* _The task_
Reproduce each line from the records that holds "Заказчика".

++++++

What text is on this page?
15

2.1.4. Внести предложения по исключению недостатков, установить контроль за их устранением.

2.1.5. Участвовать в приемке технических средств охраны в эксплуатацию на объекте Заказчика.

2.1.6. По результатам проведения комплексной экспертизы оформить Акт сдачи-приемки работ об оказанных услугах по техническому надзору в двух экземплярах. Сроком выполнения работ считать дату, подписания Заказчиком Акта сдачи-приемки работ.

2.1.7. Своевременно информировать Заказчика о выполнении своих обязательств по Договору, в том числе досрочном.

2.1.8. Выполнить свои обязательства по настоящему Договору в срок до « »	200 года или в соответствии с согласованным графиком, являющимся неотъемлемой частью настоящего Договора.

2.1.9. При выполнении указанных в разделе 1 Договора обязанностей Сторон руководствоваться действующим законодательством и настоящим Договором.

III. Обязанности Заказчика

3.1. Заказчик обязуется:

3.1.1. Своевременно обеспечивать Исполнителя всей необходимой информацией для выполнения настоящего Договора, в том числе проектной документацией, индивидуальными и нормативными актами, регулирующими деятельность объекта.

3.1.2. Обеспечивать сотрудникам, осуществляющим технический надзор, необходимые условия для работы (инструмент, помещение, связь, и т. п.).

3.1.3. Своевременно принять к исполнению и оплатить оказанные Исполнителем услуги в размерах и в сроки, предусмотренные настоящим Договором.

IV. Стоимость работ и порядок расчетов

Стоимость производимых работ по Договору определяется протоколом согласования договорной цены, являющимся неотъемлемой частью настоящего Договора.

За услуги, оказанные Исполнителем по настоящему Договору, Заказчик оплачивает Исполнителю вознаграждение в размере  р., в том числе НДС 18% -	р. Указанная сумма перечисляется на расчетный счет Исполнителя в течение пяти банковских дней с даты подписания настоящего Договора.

++++++

* _Task answer_
2.1.5. Участвовать в приемке технических средств охраны в эксплуатацию на объекте Заказчика.
2.1.7. Своевременно информировать Заказчика о выполнении своих обязательств по Договору, в том числе досрочном.
III. Обязанности Заказчика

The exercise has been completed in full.